## Brief
In the entries from the line with "flag-link[interactable]: flag: [715, 22, 747, 44]" to the line with "reply-textarea[interactable]: They were", change "comment-meta" to "comment-info" and return only those lines, otherwise unchanged.

[Item position entries]
>> Start

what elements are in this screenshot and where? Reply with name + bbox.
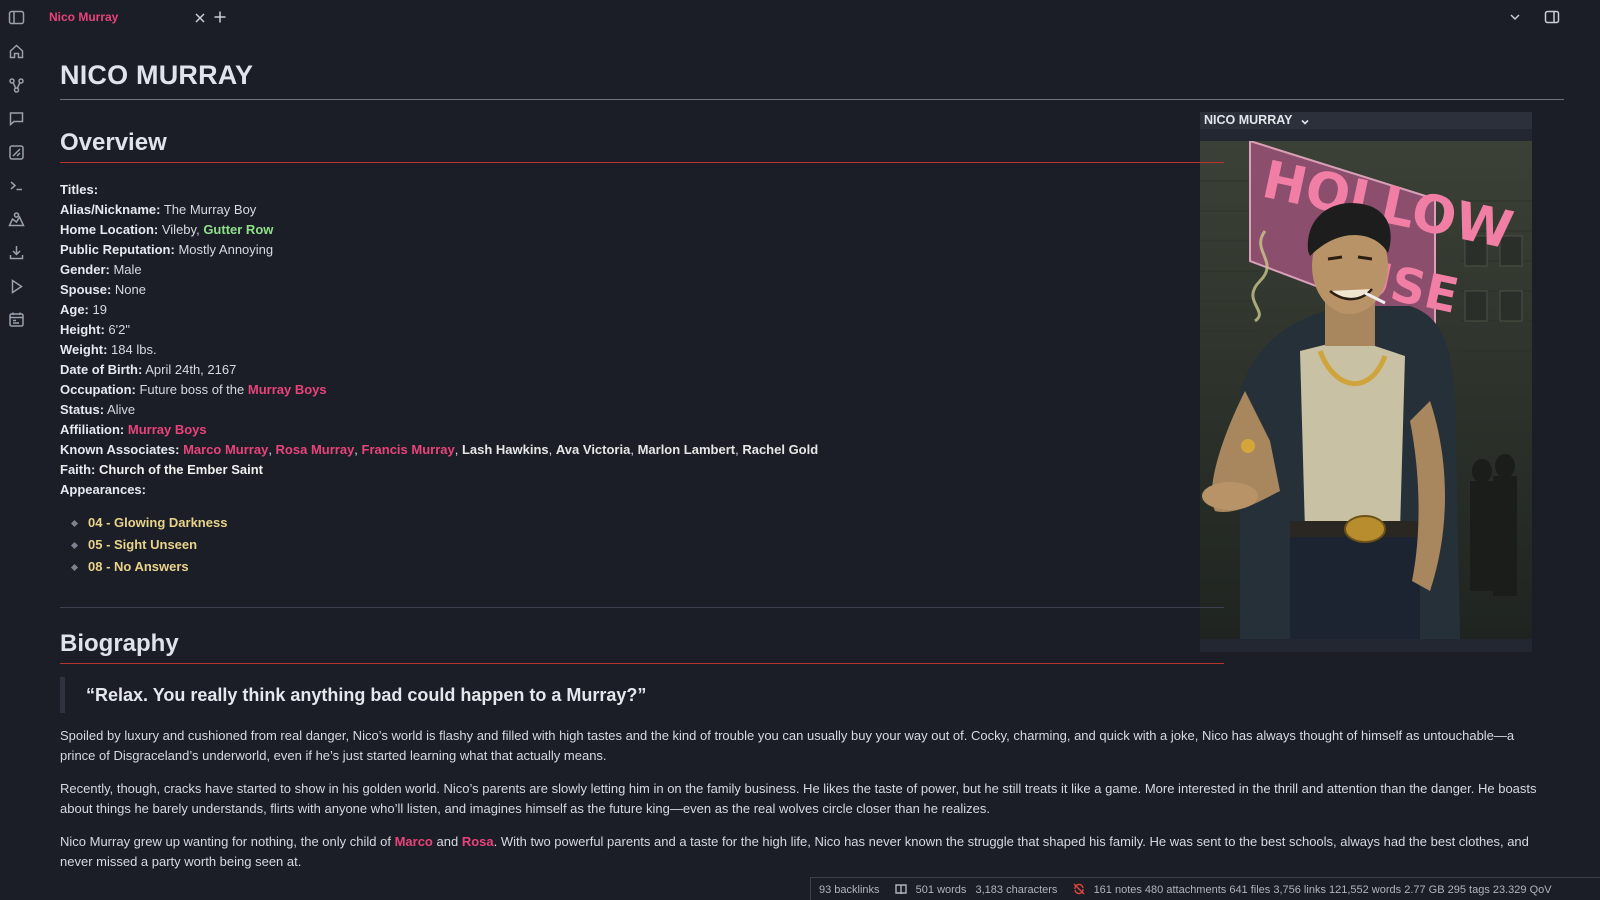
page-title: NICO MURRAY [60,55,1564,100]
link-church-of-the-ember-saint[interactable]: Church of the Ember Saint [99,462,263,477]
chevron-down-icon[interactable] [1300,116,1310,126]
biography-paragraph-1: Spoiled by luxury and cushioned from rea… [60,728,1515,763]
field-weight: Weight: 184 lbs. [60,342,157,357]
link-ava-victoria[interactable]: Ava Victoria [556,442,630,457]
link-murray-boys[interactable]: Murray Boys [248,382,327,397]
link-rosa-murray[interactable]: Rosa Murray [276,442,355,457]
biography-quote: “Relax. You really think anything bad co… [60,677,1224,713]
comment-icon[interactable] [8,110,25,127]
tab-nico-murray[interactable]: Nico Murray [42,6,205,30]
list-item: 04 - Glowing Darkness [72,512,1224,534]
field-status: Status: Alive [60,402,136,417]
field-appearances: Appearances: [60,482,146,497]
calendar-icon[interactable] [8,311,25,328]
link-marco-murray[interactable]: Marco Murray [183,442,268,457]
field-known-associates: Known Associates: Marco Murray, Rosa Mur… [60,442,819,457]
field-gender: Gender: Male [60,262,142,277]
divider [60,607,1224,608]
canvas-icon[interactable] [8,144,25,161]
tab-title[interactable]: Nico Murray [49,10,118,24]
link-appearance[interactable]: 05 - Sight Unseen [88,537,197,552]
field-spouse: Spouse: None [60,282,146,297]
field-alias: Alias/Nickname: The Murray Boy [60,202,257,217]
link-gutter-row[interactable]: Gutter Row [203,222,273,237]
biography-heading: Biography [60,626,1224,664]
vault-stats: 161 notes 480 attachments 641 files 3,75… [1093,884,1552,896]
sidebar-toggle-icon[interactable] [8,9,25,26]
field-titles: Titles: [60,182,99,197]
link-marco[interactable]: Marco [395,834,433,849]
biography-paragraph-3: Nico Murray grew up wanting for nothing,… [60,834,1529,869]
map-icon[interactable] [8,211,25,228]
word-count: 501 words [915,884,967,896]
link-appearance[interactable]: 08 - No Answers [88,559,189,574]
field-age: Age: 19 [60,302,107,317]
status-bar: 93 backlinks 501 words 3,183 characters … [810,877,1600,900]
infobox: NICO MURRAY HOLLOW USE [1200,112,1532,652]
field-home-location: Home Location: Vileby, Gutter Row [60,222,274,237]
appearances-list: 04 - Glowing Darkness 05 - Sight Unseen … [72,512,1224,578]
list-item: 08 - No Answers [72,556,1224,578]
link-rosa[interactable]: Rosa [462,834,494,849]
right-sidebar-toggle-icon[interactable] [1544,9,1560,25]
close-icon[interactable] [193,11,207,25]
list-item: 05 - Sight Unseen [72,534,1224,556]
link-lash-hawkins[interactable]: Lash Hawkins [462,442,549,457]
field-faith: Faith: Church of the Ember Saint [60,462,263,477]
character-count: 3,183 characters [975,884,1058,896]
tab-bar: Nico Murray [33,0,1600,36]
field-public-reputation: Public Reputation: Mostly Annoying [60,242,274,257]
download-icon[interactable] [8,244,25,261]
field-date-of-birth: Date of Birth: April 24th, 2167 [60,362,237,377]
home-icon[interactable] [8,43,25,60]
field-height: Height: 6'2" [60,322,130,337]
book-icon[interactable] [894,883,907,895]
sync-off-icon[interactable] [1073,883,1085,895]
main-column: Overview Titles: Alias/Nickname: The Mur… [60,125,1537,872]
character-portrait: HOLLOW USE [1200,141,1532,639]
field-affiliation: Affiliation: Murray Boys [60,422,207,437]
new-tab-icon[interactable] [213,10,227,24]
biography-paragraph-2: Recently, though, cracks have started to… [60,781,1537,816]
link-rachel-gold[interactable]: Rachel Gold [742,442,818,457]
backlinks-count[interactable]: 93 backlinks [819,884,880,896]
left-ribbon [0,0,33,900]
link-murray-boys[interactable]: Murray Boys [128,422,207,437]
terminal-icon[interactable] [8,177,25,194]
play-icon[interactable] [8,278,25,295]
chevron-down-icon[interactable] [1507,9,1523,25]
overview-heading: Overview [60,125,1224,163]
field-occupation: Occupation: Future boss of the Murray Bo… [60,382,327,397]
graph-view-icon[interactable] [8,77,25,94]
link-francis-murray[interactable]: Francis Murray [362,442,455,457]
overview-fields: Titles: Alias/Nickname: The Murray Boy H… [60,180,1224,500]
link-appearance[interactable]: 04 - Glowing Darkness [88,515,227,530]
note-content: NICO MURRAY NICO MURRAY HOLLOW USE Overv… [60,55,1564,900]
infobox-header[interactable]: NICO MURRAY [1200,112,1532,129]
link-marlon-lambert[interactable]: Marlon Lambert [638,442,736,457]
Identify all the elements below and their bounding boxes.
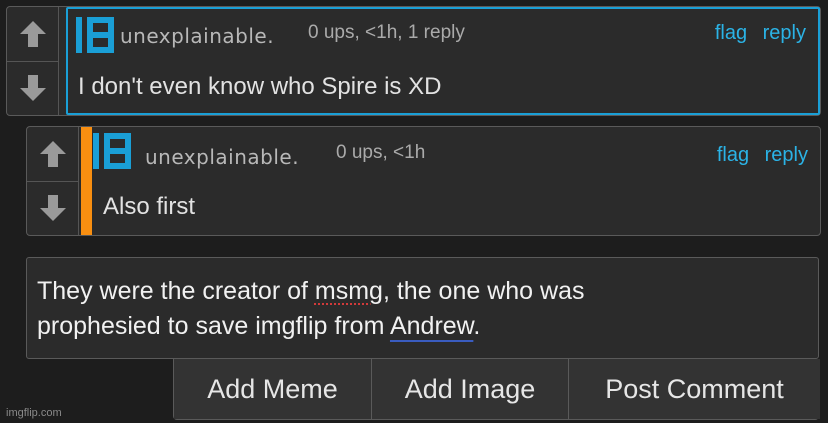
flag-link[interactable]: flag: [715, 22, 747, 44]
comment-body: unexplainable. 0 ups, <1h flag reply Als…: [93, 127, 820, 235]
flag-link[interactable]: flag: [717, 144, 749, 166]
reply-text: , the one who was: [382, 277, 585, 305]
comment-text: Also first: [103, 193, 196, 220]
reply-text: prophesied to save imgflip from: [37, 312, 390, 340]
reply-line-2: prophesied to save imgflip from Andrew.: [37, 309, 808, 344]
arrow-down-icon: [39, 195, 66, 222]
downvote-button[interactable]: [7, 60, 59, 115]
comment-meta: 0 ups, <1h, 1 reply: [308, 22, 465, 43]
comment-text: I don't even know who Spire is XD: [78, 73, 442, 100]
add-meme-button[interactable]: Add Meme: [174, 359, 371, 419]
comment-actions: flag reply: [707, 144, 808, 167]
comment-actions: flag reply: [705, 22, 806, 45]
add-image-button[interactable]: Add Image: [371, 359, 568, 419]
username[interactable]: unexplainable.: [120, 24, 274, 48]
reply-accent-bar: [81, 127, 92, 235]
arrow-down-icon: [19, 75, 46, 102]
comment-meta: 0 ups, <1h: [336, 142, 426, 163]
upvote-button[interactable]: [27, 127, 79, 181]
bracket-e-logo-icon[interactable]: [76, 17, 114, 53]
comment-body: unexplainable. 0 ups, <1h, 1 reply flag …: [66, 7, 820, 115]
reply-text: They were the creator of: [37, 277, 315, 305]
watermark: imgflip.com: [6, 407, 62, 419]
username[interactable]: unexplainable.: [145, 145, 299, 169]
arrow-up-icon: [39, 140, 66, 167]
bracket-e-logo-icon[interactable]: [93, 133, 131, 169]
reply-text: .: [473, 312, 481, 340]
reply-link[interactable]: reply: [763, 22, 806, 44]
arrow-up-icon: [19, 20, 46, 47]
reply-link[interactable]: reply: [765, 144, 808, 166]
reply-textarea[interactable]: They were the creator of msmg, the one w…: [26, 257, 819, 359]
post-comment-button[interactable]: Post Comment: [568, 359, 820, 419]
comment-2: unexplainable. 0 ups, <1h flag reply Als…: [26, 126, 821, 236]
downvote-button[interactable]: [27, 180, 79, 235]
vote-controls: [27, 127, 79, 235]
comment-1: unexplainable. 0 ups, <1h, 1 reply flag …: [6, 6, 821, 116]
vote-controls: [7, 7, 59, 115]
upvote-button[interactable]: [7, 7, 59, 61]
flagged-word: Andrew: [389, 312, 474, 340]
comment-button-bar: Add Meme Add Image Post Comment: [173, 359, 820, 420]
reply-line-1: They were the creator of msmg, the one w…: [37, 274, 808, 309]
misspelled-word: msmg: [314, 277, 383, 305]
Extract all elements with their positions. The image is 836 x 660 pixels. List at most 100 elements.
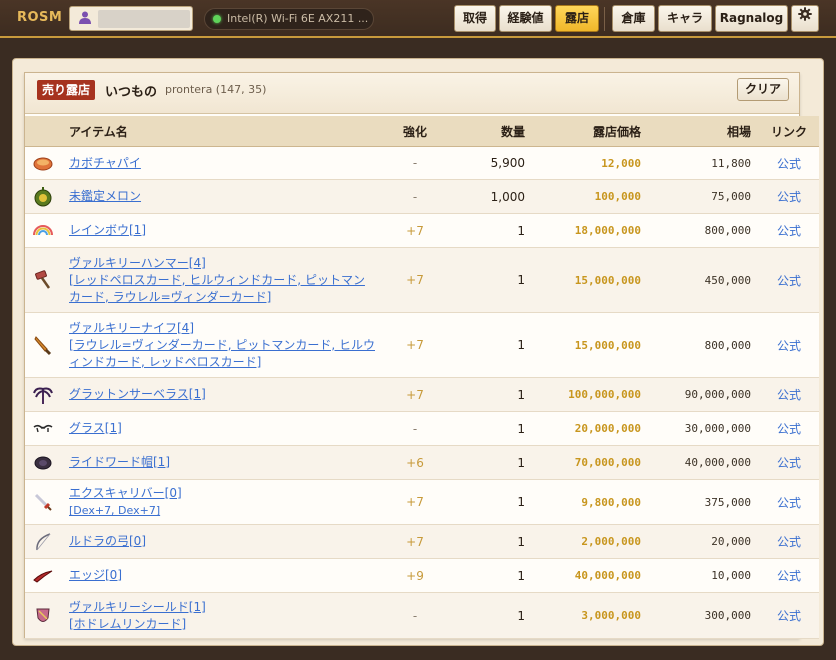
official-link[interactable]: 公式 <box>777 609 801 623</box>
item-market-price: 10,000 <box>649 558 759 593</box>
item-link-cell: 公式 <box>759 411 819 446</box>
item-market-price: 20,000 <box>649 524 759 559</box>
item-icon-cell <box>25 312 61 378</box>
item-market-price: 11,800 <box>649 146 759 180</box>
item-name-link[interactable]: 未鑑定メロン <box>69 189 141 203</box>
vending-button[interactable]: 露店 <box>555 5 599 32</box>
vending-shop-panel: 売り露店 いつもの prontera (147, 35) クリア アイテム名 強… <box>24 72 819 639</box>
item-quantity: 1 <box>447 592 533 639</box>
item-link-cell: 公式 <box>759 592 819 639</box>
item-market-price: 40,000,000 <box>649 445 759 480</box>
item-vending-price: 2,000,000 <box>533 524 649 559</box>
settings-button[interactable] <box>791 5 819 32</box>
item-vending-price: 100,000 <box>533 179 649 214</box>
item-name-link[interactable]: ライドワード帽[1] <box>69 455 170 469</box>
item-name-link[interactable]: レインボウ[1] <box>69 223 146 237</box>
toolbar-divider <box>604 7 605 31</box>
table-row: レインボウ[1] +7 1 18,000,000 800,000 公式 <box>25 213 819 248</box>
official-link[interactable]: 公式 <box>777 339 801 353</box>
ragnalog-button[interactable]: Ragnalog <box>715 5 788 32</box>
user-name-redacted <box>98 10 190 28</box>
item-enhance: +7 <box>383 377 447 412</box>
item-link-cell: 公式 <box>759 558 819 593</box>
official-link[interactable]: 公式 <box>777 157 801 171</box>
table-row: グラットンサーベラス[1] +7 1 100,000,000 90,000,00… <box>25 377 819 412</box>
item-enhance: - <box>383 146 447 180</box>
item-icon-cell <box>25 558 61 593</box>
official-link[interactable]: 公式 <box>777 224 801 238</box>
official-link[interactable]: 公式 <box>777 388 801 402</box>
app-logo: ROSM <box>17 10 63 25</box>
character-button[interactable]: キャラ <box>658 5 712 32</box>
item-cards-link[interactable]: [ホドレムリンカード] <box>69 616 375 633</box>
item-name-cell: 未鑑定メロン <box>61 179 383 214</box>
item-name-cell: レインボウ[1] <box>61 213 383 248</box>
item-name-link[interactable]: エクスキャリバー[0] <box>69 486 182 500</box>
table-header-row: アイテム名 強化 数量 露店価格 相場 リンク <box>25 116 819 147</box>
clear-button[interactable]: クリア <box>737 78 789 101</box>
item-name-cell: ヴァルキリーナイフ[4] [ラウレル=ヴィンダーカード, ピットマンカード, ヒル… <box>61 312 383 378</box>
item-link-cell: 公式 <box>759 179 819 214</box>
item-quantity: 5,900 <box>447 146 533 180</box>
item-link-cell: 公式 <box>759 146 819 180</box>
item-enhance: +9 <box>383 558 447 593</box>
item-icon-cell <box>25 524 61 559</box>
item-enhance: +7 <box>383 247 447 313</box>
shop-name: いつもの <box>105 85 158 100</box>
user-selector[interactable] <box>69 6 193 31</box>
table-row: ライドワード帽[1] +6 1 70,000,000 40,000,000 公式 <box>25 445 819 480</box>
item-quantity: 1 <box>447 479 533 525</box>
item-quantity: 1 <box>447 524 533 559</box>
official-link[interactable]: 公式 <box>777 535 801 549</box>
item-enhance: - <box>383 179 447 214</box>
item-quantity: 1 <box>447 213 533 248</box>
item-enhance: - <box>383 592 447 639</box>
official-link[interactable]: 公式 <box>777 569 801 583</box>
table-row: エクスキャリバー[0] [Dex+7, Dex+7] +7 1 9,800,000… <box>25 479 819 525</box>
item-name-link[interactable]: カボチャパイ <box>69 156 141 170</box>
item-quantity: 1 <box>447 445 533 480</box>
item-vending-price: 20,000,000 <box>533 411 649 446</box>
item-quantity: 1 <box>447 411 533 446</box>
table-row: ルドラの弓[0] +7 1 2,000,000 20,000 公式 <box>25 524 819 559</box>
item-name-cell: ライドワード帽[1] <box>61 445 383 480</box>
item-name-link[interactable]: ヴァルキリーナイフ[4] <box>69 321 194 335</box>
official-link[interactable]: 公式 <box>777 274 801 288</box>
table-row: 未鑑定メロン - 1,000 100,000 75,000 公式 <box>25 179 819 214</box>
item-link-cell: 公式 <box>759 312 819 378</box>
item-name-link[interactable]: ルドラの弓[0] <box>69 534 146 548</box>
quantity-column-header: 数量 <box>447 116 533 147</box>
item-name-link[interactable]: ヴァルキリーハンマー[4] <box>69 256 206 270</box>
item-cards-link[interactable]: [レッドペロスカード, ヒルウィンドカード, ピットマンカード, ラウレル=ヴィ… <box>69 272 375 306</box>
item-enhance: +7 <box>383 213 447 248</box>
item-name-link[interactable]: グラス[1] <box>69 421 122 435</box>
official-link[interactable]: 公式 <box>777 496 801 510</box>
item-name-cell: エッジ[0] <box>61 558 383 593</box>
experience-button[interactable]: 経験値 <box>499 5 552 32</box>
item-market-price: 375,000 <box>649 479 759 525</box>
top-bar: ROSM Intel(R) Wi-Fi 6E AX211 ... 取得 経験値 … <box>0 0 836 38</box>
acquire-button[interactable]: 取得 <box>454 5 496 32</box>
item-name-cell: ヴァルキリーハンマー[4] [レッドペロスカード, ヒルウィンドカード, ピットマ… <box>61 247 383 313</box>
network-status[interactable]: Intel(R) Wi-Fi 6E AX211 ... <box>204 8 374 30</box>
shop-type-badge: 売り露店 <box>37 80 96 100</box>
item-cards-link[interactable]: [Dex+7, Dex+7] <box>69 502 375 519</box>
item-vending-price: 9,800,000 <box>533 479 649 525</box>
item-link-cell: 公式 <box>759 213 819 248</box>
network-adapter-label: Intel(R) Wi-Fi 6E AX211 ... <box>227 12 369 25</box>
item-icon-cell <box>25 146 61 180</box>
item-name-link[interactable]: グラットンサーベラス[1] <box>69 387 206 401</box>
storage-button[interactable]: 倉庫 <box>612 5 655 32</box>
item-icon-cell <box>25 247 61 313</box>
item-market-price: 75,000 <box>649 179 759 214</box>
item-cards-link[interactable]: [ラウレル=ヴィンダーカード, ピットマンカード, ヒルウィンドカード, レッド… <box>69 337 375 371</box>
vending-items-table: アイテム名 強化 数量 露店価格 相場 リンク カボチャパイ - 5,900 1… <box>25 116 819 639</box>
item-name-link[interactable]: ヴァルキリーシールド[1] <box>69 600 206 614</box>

>> End

## Solution to the exercise
flag-link[interactable]: flag: [715, 22, 747, 44]
comment-body: unexplainable. 0 ups, <1h flag reply Als…: [93, 127, 820, 235]
flag-link[interactable]: flag: [717, 144, 749, 166]
reply-text: , the one who was: [382, 277, 585, 305]
comment-text: Also first: [103, 193, 196, 220]
reply-text: prophesied to save imgflip from: [37, 312, 390, 340]
reply-line-2: prophesied to save imgflip from Andrew.: [37, 309, 808, 344]
arrow-down-icon: [39, 195, 66, 222]
downvote-button[interactable]: [7, 60, 59, 115]
comment-info: 0 ups, <1h, 1 reply: [308, 22, 465, 43]
comment-text: I don't even know who Spire is XD: [78, 73, 442, 100]
add-meme-button[interactable]: Add Meme: [174, 359, 371, 419]
comment-actions: flag reply: [707, 144, 808, 167]
comment-actions: flag reply: [705, 22, 806, 45]
add-image-button[interactable]: Add Image: [371, 359, 568, 419]
username[interactable]: unexplainable.: [120, 24, 274, 48]
reply-accent-bar: [81, 127, 92, 235]
arrow-down-icon: [19, 75, 46, 102]
comment-info: 0 ups, <1h: [336, 142, 426, 163]
upvote-button[interactable]: [27, 127, 79, 181]
bracket-e-logo-icon[interactable]: [76, 17, 114, 53]
comment-body: unexplainable. 0 ups, <1h, 1 reply flag …: [66, 7, 820, 115]
reply-text: They were the creator of: [37, 277, 315, 305]
watermark: imgflip.com: [6, 407, 62, 419]
username[interactable]: unexplainable.: [145, 145, 299, 169]
arrow-up-icon: [39, 140, 66, 167]
bracket-e-logo-icon[interactable]: [93, 133, 131, 169]
reply-text: .: [473, 312, 481, 340]
reply-link[interactable]: reply: [763, 22, 806, 44]
arrow-up-icon: [19, 20, 46, 47]
reply-link[interactable]: reply: [765, 144, 808, 166]
reply-textarea[interactable]: They were the creator of msmg, the one w…: [26, 257, 819, 359]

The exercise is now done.